Goal —
Repeat the listing that follows, character for character, minus the pictures.

Records for this task —
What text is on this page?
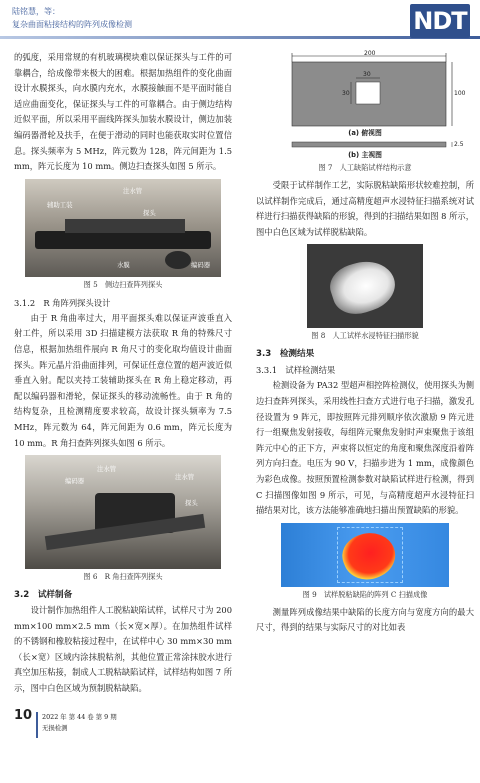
陆铭慧，等：
复杂曲面粘接结构的阵列成像检测	NDT

的弧度，采用常规的有机玻璃楔块难以保证探头与工件的可靠耦合，给成像带来极大的困难。根据加热组件的变化曲面设计水膜探头，向水膜内充水，水膜接触面不是平面时能自适应曲面变化，保证探头与工件的可靠耦合。由于侧边结构近似平面，所以采用平面线阵探头加装水膜设计，侧边加装编码器滑轮及扶手，在便于滑动的同时也能获取实时位置信息。探头频率为 5 MHz，阵元数为 128，阵元间距为 1.5 mm，阵元长度为 10 mm。侧边扫查探头如图 5 所示。

注水管
辅助工装
探头
水膜	编码器
图 5　侧边扫查阵列探头
3.1.2　R 角阵列探头设计

由于 R 角曲率过大，用平面探头难以保证声波垂直入射工件，所以采用 3D 扫描建模方法获取 R 角的特殊尺寸信息，根据加热组件展向 R 角尺寸的变化取均值设计曲面探头。阵元晶片沿曲面排列，可保证任意位置的超声波近似垂直入射。配以夹持工装辅助探头在 R 角上稳定移动，再配以编码器和滑轮，保证探头的移动流畅性。由于 R 角的结构复杂，且检测精度要求较高，故设计探头频率为 7.5 MHz，阵元数为 64，阵元间距为 0.6 mm，阵元长度为 10 mm。R 角扫查阵列探头如图 6 所示。

注水管
编码器	注水管
探头
图 6　R 角扫查阵列探头
3.2　试样制备

设计制作加热组件人工脱粘缺陷试样，试样尺寸为 200 mm×100 mm×2.5 mm（长×宽×厚）。在加热组件试样的不锈钢和橡胶粘接过程中，在试样中心 30 mm×30 mm（长×宽）区域内涂抹脱粘剂，其他位置正常涂抹胶水进行真空加压粘接，制成人工脱粘缺陷试样，试样结构如图 7 所示，图中白色区域为预制脱粘缺陷。

200
30
30	100
2.5
(a) 俯视图
(b) 主视图
图 7　人工缺陷试样结构示意

受限于试样制作工艺，实际脱粘缺陷形状较难控制，所以试样制作完成后，通过高精度超声水浸特征扫描系统对试样进行扫描获得缺陷的形貌，得到的扫描结果如图 8 所示，图中白色区域为试样脱粘缺陷。

图 8　人工试样水浸特征扫描形貌
3.3　检测结果
3.3.1　试样检测结果

检测设备为 PA32 型超声相控阵检测仪，使用探头为侧边扫查阵列探头，采用线性扫查方式进行电子扫描，激发孔径设置为 9 阵元，即按照阵元排列顺序依次激励 9 阵元进行一组聚焦发射接收，每组阵元聚焦发射时声束聚焦于该组阵元中心的正下方，声束将以恒定的角度和聚焦深度沿着阵列方向扫查。电压为 90 V，扫描步进为 1 mm，成像颜色为彩色成像。按照预置检测参数对缺陷试样进行检测，得到 C 扫描图像如图 9 所示，可见，与高精度超声水浸特征扫描结果对比，该方法能够准确地扫描出预置缺陷的形貌。

图 9　试样脱粘缺陷的阵列 C 扫描成像

测量阵列成像结果中缺陷的长度方向与宽度方向的最大尺寸，得到的结果与实际尺寸的对比如表

10 2022 年 第 44 卷 第 9 期
无损检测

Result below —
What text is on this page?
陆铭慧，等：
复杂曲面粘接结构的阵列成像检测	NDT

的弧度，采用常规的有机玻璃楔块难以保证探头与工件的可靠耦合，给成像带来极大的困难。根据加热组件的变化曲面设计水膜探头，向水膜内充水，水膜接触面不是平面时能自适应曲面变化，保证探头与工件的可靠耦合。由于侧边结构近似平面，所以采用平面线阵探头加装水膜设计，侧边加装编码器滑轮及扶手，在便于滑动的同时也能获取实时位置信息。探头频率为 5 MHz，阵元数为 128，阵元间距为 1.5 mm，阵元长度为 10 mm。侧边扫查探头如图 5 所示。

注水管
辅助工装
探头
水膜	编码器
图 5　侧边扫查阵列探头
3.1.2　R 角阵列探头设计

由于 R 角曲率过大，用平面探头难以保证声波垂直入射工件，所以采用 3D 扫描建模方法获取 R 角的特殊尺寸信息，根据加热组件展向 R 角尺寸的变化取均值设计曲面探头。阵元晶片沿曲面排列，可保证任意位置的超声波近似垂直入射。配以夹持工装辅助探头在 R 角上稳定移动，再配以编码器和滑轮，保证探头的移动流畅性。由于 R 角的结构复杂，且检测精度要求较高，故设计探头频率为 7.5 MHz，阵元数为 64，阵元间距为 0.6 mm，阵元长度为 10 mm。R 角扫查阵列探头如图 6 所示。

注水管
编码器	注水管
探头
图 6　R 角扫查阵列探头
3.2　试样制备

设计制作加热组件人工脱粘缺陷试样，试样尺寸为 200 mm×100 mm×2.5 mm（长×宽×厚）。在加热组件试样的不锈钢和橡胶粘接过程中，在试样中心 30 mm×30 mm（长×宽）区域内涂抹脱粘剂，其他位置正常涂抹胶水进行真空加压粘接，制成人工脱粘缺陷试样，试样结构如图 7 所示，图中白色区域为预制脱粘缺陷。

200
30
30	100
2.5
(a) 俯视图
(b) 主视图
图 7　人工缺陷试样结构示意

受限于试样制作工艺，实际脱粘缺陷形状较难控制，所以试样制作完成后，通过高精度超声水浸特征扫描系统对试样进行扫描获得缺陷的形貌，得到的扫描结果如图 8 所示，图中白色区域为试样脱粘缺陷。

图 8　人工试样水浸特征扫描形貌
3.3　检测结果
3.3.1　试样检测结果

检测设备为 PA32 型超声相控阵检测仪，使用探头为侧边扫查阵列探头，采用线性扫查方式进行电子扫描，激发孔径设置为 9 阵元，即按照阵元排列顺序依次激励 9 阵元进行一组聚焦发射接收，每组阵元聚焦发射时声束聚焦于该组阵元中心的正下方，声束将以恒定的角度和聚焦深度沿着阵列方向扫查。电压为 90 V，扫描步进为 1 mm，成像颜色为彩色成像。按照预置检测参数对缺陷试样进行检测，得到 C 扫描图像如图 9 所示，可见，与高精度超声水浸特征扫描结果对比，该方法能够准确地扫描出预置缺陷的形貌。

图 9　试样脱粘缺陷的阵列 C 扫描成像

测量阵列成像结果中缺陷的长度方向与宽度方向的最大尺寸，得到的结果与实际尺寸的对比如表

10 2022 年 第 44 卷 第 9 期
无损检测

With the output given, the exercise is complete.